Aim of the exercise. Identify, in the records below, every line where the string "yourself" appears, and copy each such line.

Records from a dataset
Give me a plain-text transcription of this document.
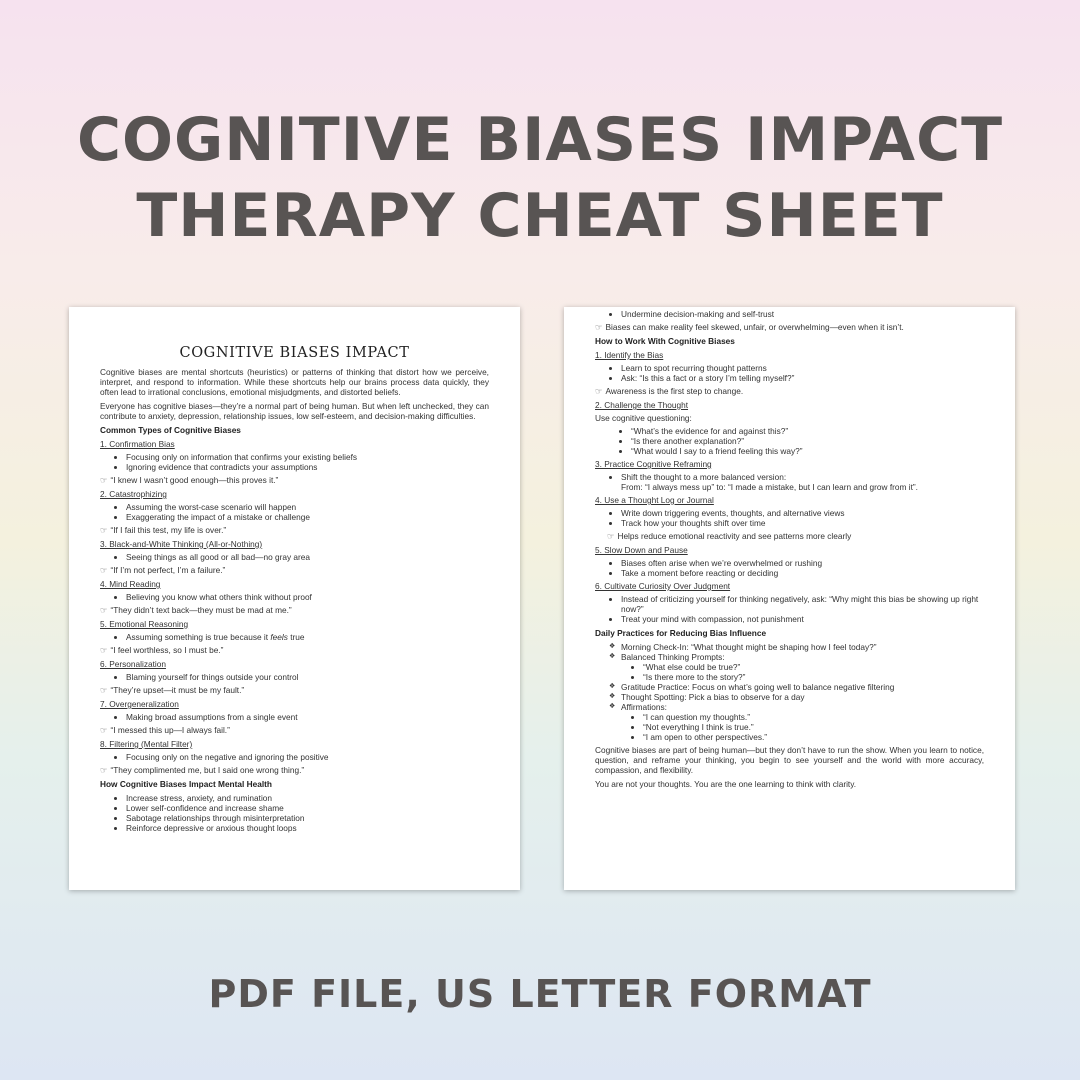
COGNITIVE BIASES IMPACT
THERAPY CHEAT SHEET
COGNITIVE BIASES IMPACT

Cognitive biases are mental shortcuts (heuristics) or patterns of thinking that distort how we perceive, interpret, and respond to information. While these shortcuts help our brains process data quickly, they often lead to irrational conclusions, emotional misjudgments, and distorted beliefs.

Everyone has cognitive biases—they’re a normal part of being human. But when left unchecked, they can contribute to anxiety, depression, relationship issues, low self-esteem, and decision-making difficulties.

Common Types of Cognitive Biases
1. Confirmation Bias
• Focusing only on information that confirms your existing beliefs
• Ignoring evidence that contradicts your assumptions
☞ “I knew I wasn’t good enough—this proves it.”
2. Catastrophizing
• Assuming the worst-case scenario will happen
• Exaggerating the impact of a mistake or challenge
☞ “If I fail this test, my life is over.”
3. Black-and-White Thinking (All-or-Nothing)
• Seeing things as all good or all bad—no gray area
☞ “If I’m not perfect, I’m a failure.”
4. Mind Reading
• Believing you know what others think without proof
☞ “They didn’t text back—they must be mad at me.”
5. Emotional Reasoning
• Assuming something is true because it feels true
☞ “I feel worthless, so I must be.”
6. Personalization
• Blaming yourself for things outside your control
☞ “They’re upset—it must be my fault.”
7. Overgeneralization
• Making broad assumptions from a single event
☞ “I messed this up—I always fail.”
8. Filtering (Mental Filter)
• Focusing only on the negative and ignoring the positive
☞ “They complimented me, but I said one wrong thing.”
How Cognitive Biases Impact Mental Health
• Increase stress, anxiety, and rumination
• Lower self-confidence and increase shame
• Sabotage relationships through misinterpretation
• Reinforce depressive or anxious thought loops
• Undermine decision-making and self-trust
☞ Biases can make reality feel skewed, unfair, or overwhelming—even when it isn’t.
How to Work With Cognitive Biases
1. Identify the Bias
• Learn to spot recurring thought patterns
• Ask: “Is this a fact or a story I’m telling myself?”
☞ Awareness is the first step to change.
2. Challenge the Thought
Use cognitive questioning:
• “What’s the evidence for and against this?”
• “Is there another explanation?”
• “What would I say to a friend feeling this way?”
3. Practice Cognitive Reframing
• Shift the thought to a more balanced version:
From: “I always mess up” to: “I made a mistake, but I can learn and grow from it”.
4. Use a Thought Log or Journal
• Write down triggering events, thoughts, and alternative views
• Track how your thoughts shift over time
☞ Helps reduce emotional reactivity and see patterns more clearly
5. Slow Down and Pause
• Biases often arise when we’re overwhelmed or rushing
• Take a moment before reacting or deciding
6. Cultivate Curiosity Over Judgment
• Instead of criticizing yourself for thinking negatively, ask: “Why might this bias be showing up right now?”
• Treat your mind with compassion, not punishment
Daily Practices for Reducing Bias Influence
❖ Morning Check-In: “What thought might be shaping how I feel today?”
❖ Balanced Thinking Prompts:
• “What else could be true?”
• “Is there more to the story?”
❖ Gratitude Practice: Focus on what’s going well to balance negative filtering
❖ Thought Spotting: Pick a bias to observe for a day
❖ Affirmations:
• “I can question my thoughts.”
• “Not everything I think is true.”
• “I am open to other perspectives.”

Cognitive biases are part of being human—but they don’t have to run the show. When you learn to notice, question, and reframe your thinking, you begin to see yourself and the world with more accuracy, compassion, and flexibility.

You are not your thoughts. You are the one learning to think with clarity.

PDF FILE, US LETTER FORMAT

Worked solution.
• Blaming yourself for things outside your control
• Instead of criticizing yourself for thinking negatively, ask: “Why might this bias be showing up right now?”
Cognitive biases are part of being human—but they don’t have to run the show. When you learn to notice, question, and reframe your thinking, you begin to see yourself and the world with more accuracy, compassion, and flexibility.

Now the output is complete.